- **WORK REQUIRED**
Give back all the data exactly, line by line.

- **SUPPLIED DATA**
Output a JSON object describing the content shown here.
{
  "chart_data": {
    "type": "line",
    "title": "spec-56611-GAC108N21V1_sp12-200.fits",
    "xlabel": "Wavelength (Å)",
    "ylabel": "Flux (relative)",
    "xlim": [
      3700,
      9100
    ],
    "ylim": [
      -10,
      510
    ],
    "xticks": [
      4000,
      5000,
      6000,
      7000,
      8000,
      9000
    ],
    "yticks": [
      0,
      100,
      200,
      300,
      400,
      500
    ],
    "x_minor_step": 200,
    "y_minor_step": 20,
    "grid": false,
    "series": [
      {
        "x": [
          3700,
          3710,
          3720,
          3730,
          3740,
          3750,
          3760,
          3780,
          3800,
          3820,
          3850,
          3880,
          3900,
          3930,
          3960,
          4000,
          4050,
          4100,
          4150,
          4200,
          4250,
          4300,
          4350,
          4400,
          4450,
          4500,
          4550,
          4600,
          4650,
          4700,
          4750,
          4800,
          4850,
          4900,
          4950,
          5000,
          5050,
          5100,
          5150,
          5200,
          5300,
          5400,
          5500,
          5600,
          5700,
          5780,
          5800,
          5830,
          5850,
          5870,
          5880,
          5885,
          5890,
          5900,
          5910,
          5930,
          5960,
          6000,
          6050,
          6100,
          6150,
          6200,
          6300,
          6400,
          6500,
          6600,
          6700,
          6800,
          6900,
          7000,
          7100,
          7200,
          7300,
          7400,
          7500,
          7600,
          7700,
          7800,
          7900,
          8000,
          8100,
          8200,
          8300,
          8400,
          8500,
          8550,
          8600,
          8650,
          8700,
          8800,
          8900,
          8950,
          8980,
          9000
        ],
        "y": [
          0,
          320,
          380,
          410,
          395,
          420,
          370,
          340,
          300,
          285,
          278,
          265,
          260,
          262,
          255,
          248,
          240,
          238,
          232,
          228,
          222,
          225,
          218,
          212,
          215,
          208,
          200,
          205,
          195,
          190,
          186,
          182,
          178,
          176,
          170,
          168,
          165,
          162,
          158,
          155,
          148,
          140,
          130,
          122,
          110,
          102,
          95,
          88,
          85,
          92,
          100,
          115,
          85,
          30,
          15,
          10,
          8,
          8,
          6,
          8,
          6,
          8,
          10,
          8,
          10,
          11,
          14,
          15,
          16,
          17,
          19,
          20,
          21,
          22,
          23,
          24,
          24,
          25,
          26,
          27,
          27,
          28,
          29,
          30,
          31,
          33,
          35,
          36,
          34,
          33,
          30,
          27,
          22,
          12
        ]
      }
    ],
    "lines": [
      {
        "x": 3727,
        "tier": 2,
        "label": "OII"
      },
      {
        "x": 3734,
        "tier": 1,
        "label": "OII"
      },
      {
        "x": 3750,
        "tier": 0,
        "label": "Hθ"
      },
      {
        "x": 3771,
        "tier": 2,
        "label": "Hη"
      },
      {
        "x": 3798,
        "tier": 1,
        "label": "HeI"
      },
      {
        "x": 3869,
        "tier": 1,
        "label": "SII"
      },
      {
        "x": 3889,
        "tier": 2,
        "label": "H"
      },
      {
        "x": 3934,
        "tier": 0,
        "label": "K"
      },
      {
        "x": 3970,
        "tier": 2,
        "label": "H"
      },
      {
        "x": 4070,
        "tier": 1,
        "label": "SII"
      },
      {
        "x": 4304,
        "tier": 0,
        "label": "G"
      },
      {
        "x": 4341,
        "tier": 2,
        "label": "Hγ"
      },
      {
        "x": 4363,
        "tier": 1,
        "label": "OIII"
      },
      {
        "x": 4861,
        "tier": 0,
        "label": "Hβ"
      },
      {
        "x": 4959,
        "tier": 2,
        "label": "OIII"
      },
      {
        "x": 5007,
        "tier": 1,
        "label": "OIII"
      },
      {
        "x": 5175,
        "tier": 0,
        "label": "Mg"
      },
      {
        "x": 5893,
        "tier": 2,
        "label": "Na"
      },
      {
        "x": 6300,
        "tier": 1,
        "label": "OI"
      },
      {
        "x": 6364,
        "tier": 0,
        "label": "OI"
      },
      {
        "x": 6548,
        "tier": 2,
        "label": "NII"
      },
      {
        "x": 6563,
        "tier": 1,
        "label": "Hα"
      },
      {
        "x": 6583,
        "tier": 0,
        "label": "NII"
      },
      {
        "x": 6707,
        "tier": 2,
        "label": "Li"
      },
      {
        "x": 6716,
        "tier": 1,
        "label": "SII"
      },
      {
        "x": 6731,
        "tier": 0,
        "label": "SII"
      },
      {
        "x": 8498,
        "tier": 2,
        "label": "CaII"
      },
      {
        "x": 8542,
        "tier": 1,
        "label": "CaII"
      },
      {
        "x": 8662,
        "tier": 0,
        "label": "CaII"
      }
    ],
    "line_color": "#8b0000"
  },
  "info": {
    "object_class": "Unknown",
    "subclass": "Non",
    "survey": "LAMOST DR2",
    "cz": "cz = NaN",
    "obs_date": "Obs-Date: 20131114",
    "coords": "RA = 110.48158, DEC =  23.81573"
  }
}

- **EXPECTED ANSWER**
Output a JSON object describing the content shown here.
{
  "chart_data": {
    "type": "line",
    "title": "spec-56611-GAC108N21V1_sp12-200.fits",
    "xlabel": "Wavelength (Å)",
    "ylabel": "Flux (relative)",
    "xlim": [
      3700,
      9100
    ],
    "ylim": [
      -10,
      510
    ],
    "xticks": [
      4000,
      5000,
      6000,
      7000,
      8000,
      9000
    ],
    "yticks": [
      0,
      100,
      200,
      300,
      400,
      500
    ],
    "x_minor_step": 200,
    "y_minor_step": 20,
    "grid": false,
    "series": [
      {
        "x": [
          3700,
          3710,
          3720,
          3730,
          3740,
          3750,
          3760,
          3780,
          3800,
          3820,
          3850,
          3880,
          3900,
          3930,
          3960,
          4000,
          4050,
          4100,
          4150,
          4200,
          4250,
          4300,
          4350,
          4400,
          4450,
          4500,
          4550,
          4600,
          4650,
          4700,
          4750,
          4800,
          4850,
          4900,
          4950,
          5000,
          5050,
          5100,
          5150,
          5200,
          5300,
          5400,
          5500,
          5600,
          5700,
          5780,
          5800,
          5830,
          5850,
          5870,
          5880,
          5885,
          5890,
          5900,
          5910,
          5930,
          5960,
          6000,
          6050,
          6100,
          6150,
          6200,
          6300,
          6400,
          6500,
          6600,
          6700,
          6800,
          6900,
          7000,
          7100,
          7200,
          7300,
          7400,
          7500,
          7600,
          7700,
          7800,
          7900,
          8000,
          8100,
          8200,
          8300,
          8400,
          8500,
          8550,
          8600,
          8650,
          8700,
          8800,
          8900,
          8950,
          8980,
          9000
        ],
        "y": [
          0,
          320,
          380,
          410,
          395,
          420,
          370,
          340,
          300,
          285,
          278,
          265,
          260,
          262,
          255,
          248,
          240,
          238,
          232,
          228,
          222,
          225,
          218,
          212,
          215,
          208,
          200,
          205,
          195,
          190,
          186,
          182,
          178,
          176,
          170,
          168,
          165,
          162,
          158,
          155,
          148,
          140,
          130,
          122,
          110,
          102,
          95,
          88,
          85,
          92,
          100,
          115,
          85,
          30,
          15,
          10,
          8,
          8,
          6,
          8,
          6,
          8,
          10,
          8,
          10,
          11,
          14,
          15,
          16,
          17,
          19,
          20,
          21,
          22,
          23,
          24,
          24,
          25,
          26,
          27,
          27,
          28,
          29,
          30,
          31,
          33,
          35,
          36,
          34,
          33,
          30,
          27,
          22,
          12
        ]
      }
    ],
    "lines": [
      {
        "x": 3727,
        "tier": 2,
        "label": "OII"
      },
      {
        "x": 3734,
        "tier": 1,
        "label": "OII"
      },
      {
        "x": 3750,
        "tier": 0,
        "label": "Hθ"
      },
      {
        "x": 3771,
        "tier": 2,
        "label": "Hη"
      },
      {
        "x": 3798,
        "tier": 1,
        "label": "HeI"
      },
      {
        "x": 3869,
        "tier": 1,
        "label": "SII"
      },
      {
        "x": 3889,
        "tier": 2,
        "label": "H"
      },
      {
        "x": 3934,
        "tier": 0,
        "label": "K"
      },
      {
        "x": 3970,
        "tier": 2,
        "label": "H"
      },
      {
        "x": 4070,
        "tier": 1,
        "label": "SII"
      },
      {
        "x": 4304,
        "tier": 0,
        "label": "G"
      },
      {
        "x": 4341,
        "tier": 2,
        "label": "Hγ"
      },
      {
        "x": 4363,
        "tier": 1,
        "label": "OIII"
      },
      {
        "x": 4861,
        "tier": 0,
        "label": "Hβ"
      },
      {
        "x": 4959,
        "tier": 2,
        "label": "OIII"
      },
      {
        "x": 5007,
        "tier": 1,
        "label": "OIII"
      },
      {
        "x": 5175,
        "tier": 0,
        "label": "Mg"
      },
      {
        "x": 5893,
        "tier": 2,
        "label": "Na"
      },
      {
        "x": 6300,
        "tier": 1,
        "label": "OI"
      },
      {
        "x": 6364,
        "tier": 0,
        "label": "OI"
      },
      {
        "x": 6548,
        "tier": 2,
        "label": "NII"
      },
      {
        "x": 6563,
        "tier": 1,
        "label": "Hα"
      },
      {
        "x": 6583,
        "tier": 0,
        "label": "NII"
      },
      {
        "x": 6707,
        "tier": 2,
        "label": "Li"
      },
      {
        "x": 6716,
        "tier": 1,
        "label": "SII"
      },
      {
        "x": 6731,
        "tier": 0,
        "label": "SII"
      },
      {
        "x": 8498,
        "tier": 2,
        "label": "CaII"
      },
      {
        "x": 8542,
        "tier": 1,
        "label": "CaII"
      },
      {
        "x": 8662,
        "tier": 0,
        "label": "CaII"
      }
    ],
    "line_color": "#8b0000"
  },
  "info": {
    "object_class": "Unknown",
    "subclass": "Non",
    "survey": "LAMOST DR2",
    "cz": "cz = NaN",
    "obs_date": "Obs-Date: 20131114",
    "coords": "RA = 110.48158, DEC =  23.81573"
  }
}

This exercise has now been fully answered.